**Set exercise:** Compile every line that includes the word "name".

* begin Input records *

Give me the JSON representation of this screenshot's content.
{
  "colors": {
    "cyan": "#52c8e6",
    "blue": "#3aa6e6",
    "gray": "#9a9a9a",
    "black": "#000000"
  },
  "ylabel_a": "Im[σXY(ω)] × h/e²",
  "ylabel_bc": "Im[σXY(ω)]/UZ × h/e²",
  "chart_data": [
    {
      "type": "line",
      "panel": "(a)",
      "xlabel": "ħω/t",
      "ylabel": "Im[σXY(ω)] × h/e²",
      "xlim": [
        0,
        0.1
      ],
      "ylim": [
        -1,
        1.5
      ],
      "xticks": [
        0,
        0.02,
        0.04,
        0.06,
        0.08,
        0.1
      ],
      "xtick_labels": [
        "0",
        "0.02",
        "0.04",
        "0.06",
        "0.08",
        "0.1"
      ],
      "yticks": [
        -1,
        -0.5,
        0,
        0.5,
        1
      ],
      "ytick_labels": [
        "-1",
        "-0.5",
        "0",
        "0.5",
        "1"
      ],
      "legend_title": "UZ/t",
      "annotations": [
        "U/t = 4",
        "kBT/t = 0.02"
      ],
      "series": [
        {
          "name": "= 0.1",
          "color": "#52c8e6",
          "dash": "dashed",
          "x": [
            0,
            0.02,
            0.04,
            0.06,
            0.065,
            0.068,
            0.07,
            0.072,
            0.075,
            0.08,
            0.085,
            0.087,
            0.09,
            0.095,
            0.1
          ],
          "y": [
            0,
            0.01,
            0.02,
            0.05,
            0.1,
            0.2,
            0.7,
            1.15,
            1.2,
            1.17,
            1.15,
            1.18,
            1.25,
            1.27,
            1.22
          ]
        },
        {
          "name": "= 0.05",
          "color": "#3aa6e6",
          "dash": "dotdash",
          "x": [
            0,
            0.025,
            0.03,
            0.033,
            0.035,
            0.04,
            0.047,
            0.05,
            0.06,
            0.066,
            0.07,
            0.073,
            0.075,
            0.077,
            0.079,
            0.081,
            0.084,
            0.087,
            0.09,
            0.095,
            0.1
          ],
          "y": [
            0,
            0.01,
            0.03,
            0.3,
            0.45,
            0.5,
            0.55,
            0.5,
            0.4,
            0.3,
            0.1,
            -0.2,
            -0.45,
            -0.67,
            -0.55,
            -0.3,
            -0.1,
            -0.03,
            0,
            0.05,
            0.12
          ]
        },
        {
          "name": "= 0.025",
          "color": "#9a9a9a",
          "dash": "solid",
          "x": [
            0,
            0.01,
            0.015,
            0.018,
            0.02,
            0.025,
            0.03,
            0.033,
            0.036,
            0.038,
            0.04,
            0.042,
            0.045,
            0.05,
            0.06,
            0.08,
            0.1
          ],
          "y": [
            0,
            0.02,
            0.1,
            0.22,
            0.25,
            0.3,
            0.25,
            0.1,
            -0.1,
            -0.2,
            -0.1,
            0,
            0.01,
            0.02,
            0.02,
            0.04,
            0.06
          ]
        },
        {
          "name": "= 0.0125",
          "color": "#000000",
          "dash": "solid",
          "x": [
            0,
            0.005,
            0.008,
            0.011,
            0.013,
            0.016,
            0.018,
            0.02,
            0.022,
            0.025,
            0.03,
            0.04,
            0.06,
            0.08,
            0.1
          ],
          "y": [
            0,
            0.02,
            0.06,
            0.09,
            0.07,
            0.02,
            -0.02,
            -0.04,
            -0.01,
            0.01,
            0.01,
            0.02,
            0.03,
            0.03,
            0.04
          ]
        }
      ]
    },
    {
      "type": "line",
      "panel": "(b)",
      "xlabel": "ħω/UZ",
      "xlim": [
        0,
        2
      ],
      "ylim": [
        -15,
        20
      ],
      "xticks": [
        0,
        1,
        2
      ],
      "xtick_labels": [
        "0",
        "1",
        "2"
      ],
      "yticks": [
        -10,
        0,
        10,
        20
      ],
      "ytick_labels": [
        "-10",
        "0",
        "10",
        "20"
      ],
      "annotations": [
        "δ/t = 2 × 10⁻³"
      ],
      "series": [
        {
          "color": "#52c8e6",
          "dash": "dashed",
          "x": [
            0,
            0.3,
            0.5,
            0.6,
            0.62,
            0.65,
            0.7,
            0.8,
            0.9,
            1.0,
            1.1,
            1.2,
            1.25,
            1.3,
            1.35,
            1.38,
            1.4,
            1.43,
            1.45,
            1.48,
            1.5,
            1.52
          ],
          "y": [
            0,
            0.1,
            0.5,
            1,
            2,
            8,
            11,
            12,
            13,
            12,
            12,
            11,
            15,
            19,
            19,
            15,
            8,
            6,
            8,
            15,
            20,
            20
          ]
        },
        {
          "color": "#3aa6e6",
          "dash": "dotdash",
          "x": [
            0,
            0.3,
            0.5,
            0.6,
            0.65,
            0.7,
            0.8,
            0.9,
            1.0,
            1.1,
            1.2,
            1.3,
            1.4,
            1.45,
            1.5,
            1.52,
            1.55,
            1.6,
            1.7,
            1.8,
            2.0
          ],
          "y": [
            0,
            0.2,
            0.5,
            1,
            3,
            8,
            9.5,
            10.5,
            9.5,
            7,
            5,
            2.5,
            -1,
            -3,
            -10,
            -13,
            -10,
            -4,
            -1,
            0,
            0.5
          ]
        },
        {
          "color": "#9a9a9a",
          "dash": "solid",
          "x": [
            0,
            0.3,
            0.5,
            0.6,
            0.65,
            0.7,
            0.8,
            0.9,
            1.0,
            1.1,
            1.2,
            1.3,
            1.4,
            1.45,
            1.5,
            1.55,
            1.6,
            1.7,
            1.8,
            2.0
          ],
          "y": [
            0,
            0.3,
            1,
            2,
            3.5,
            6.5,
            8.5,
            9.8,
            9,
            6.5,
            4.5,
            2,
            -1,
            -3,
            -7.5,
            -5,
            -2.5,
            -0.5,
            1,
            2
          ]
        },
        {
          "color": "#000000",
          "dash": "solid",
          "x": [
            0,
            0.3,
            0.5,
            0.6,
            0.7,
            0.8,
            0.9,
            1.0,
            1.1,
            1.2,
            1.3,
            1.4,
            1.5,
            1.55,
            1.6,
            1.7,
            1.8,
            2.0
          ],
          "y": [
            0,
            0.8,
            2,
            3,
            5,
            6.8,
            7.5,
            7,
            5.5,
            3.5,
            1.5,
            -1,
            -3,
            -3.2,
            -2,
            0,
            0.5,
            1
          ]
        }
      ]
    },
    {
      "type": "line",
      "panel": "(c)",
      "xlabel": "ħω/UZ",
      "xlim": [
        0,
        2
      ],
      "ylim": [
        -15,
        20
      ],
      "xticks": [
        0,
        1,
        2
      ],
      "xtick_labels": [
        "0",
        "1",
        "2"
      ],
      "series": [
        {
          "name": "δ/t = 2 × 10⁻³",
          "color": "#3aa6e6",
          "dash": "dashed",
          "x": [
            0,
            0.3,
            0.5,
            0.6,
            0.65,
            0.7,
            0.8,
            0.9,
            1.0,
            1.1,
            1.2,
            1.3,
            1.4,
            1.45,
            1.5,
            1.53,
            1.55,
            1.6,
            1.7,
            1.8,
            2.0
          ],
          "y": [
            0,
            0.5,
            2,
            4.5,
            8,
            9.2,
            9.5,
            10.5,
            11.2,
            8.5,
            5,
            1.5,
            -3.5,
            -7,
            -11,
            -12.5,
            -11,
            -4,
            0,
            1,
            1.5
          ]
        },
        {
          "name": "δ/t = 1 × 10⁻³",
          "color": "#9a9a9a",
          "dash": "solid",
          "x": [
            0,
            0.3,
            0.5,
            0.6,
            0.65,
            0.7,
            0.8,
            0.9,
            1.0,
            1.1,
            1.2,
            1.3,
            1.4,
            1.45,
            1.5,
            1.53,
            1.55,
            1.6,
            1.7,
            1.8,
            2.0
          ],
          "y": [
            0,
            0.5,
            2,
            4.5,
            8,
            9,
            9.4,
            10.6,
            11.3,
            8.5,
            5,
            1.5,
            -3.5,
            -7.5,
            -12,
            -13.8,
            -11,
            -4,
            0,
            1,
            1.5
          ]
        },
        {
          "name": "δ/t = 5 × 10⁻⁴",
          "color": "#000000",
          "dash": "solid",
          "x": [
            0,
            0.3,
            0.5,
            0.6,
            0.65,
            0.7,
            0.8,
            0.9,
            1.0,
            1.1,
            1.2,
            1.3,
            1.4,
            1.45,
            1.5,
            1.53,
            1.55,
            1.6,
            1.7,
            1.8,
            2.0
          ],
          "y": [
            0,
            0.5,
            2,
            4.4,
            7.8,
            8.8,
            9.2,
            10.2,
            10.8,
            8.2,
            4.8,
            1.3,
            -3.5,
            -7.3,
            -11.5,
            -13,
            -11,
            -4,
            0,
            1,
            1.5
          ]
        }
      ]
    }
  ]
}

* end Input records *

**Solution to this problem:**
          "name": "= 0.1",
          "name": "= 0.05",
          "name": "= 0.025",
          "name": "= 0.0125",
          "name": "δ/t = 2 × 10⁻³",
          "name": "δ/t = 1 × 10⁻³",
          "name": "δ/t = 5 × 10⁻⁴",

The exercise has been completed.